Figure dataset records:
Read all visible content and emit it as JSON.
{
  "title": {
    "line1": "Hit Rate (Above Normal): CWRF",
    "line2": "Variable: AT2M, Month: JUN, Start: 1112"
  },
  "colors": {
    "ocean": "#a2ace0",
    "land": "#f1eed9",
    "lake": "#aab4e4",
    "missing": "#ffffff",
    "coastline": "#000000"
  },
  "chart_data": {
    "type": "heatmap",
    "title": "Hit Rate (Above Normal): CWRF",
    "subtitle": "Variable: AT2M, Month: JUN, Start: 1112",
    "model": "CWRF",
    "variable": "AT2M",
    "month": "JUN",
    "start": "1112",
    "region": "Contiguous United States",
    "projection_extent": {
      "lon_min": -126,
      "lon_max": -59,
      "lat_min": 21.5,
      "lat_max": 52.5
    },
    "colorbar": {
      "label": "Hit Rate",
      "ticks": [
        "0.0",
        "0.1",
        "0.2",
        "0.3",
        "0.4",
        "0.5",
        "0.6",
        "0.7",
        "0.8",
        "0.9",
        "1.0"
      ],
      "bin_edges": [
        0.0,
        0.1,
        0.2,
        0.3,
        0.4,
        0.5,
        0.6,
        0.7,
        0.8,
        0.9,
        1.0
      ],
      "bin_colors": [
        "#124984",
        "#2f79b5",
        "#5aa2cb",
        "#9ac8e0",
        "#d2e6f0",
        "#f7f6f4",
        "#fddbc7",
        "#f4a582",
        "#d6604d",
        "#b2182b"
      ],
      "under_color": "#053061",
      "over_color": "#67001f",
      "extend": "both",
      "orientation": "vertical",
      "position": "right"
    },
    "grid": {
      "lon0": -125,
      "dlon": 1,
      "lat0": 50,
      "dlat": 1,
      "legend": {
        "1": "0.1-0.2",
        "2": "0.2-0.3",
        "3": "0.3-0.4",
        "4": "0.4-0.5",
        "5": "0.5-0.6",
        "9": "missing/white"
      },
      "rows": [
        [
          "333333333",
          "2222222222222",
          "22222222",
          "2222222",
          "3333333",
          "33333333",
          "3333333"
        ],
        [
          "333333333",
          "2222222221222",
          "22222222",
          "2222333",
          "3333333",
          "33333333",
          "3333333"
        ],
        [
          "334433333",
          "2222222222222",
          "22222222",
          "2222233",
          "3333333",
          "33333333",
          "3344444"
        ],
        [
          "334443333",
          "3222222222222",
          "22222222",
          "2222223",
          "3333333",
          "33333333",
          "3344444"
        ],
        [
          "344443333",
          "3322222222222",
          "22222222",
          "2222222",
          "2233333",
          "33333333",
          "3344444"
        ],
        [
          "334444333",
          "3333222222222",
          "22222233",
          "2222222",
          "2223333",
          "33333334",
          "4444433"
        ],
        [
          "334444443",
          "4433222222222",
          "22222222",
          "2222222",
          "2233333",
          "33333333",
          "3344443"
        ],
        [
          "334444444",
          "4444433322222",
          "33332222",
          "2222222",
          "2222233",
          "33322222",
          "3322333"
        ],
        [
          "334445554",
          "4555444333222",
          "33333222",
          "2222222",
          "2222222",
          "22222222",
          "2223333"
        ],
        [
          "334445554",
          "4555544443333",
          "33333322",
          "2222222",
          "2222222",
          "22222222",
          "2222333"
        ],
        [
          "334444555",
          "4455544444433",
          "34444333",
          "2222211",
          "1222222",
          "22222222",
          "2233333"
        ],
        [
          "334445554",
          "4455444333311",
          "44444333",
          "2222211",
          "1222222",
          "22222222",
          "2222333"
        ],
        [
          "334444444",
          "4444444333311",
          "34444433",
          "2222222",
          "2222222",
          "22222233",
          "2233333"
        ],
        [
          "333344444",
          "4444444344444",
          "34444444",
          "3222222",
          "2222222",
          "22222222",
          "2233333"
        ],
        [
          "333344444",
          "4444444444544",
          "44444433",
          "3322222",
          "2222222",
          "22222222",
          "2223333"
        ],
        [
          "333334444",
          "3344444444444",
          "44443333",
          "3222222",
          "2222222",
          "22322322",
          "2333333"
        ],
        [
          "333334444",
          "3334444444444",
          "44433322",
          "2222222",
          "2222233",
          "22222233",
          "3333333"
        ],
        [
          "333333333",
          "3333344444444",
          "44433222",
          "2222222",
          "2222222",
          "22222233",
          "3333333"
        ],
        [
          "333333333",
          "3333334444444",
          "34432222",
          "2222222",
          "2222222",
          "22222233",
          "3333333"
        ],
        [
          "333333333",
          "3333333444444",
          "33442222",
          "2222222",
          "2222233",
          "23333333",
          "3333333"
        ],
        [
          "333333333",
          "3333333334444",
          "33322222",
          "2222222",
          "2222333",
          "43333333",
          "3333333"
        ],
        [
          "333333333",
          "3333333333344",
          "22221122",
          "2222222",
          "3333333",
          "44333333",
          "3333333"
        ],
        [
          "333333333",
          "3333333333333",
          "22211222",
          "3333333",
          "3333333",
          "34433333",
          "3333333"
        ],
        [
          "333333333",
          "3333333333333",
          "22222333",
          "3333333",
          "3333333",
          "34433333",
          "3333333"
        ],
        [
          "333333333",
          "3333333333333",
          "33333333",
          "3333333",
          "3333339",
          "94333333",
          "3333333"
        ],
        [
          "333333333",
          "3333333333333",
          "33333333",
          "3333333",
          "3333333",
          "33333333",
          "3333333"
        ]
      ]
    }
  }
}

■ THE PROBLEM ■
The word "Above" may appear on some lines. Report how many lines hold it, giving the number alone.

■ EXERCISE SOLUTION ■
2